→ What you should do
Pictures aside, write out every record exactly as it appears.

→ Exercise materials
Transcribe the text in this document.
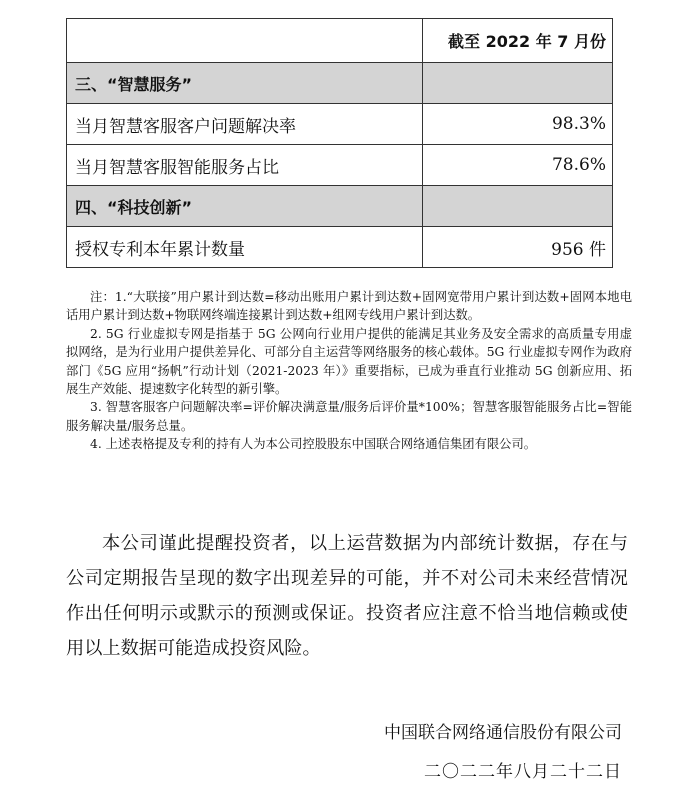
	截至 2022 年 7 月份
三、“智慧服务”	
当月智慧客服客户问题解决率	98.3%
当月智慧客服智能服务占比	78.6%
四、“科技创新”	
授权专利本年累计数量	956 件

注：1.“大联接”用户累计到达数=移动出账用户累计到达数+固网宽带用户累计到达数+固网本地电话用户累计到达数+物联网终端连接累计到达数+组网专线用户累计到达数。

2. 5G 行业虚拟专网是指基于 5G 公网向行业用户提供的能满足其业务及安全需求的高质量专用虚拟网络，是为行业用户提供差异化、可部分自主运营等网络服务的核心载体。5G 行业虚拟专网作为政府部门《5G 应用“扬帆”行动计划（2021-2023 年）》重要指标，已成为垂直行业推动 5G 创新应用、拓展生产效能、提速数字化转型的新引擎。

3. 智慧客服客户问题解决率=评价解决满意量/服务后评价量*100%；智慧客服智能服务占比=智能服务解决量/服务总量。

4. 上述表格提及专利的持有人为本公司控股股东中国联合网络通信集团有限公司。

本公司谨此提醒投资者，以上运营数据为内部统计数据，存在与公司定期报告呈现的数字出现差异的可能，并不对公司未来经营情况作出任何明示或默示的预测或保证。投资者应注意不恰当地信赖或使用以上数据可能造成投资风险。

中国联合网络通信股份有限公司

二〇二二年八月二十二日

→ Reply
Transcribe the text in this document.
	截至 2022 年 7 月份
三、“智慧服务”	
当月智慧客服客户问题解决率	98.3%
当月智慧客服智能服务占比	78.6%
四、“科技创新”	
授权专利本年累计数量	956 件

注：1.“大联接”用户累计到达数=移动出账用户累计到达数+固网宽带用户累计到达数+固网本地电话用户累计到达数+物联网终端连接累计到达数+组网专线用户累计到达数。

2. 5G 行业虚拟专网是指基于 5G 公网向行业用户提供的能满足其业务及安全需求的高质量专用虚拟网络，是为行业用户提供差异化、可部分自主运营等网络服务的核心载体。5G 行业虚拟专网作为政府部门《5G 应用“扬帆”行动计划（2021-2023 年）》重要指标，已成为垂直行业推动 5G 创新应用、拓展生产效能、提速数字化转型的新引擎。

3. 智慧客服客户问题解决率=评价解决满意量/服务后评价量*100%；智慧客服智能服务占比=智能服务解决量/服务总量。

4. 上述表格提及专利的持有人为本公司控股股东中国联合网络通信集团有限公司。

本公司谨此提醒投资者，以上运营数据为内部统计数据，存在与公司定期报告呈现的数字出现差异的可能，并不对公司未来经营情况作出任何明示或默示的预测或保证。投资者应注意不恰当地信赖或使用以上数据可能造成投资风险。

中国联合网络通信股份有限公司

二〇二二年八月二十二日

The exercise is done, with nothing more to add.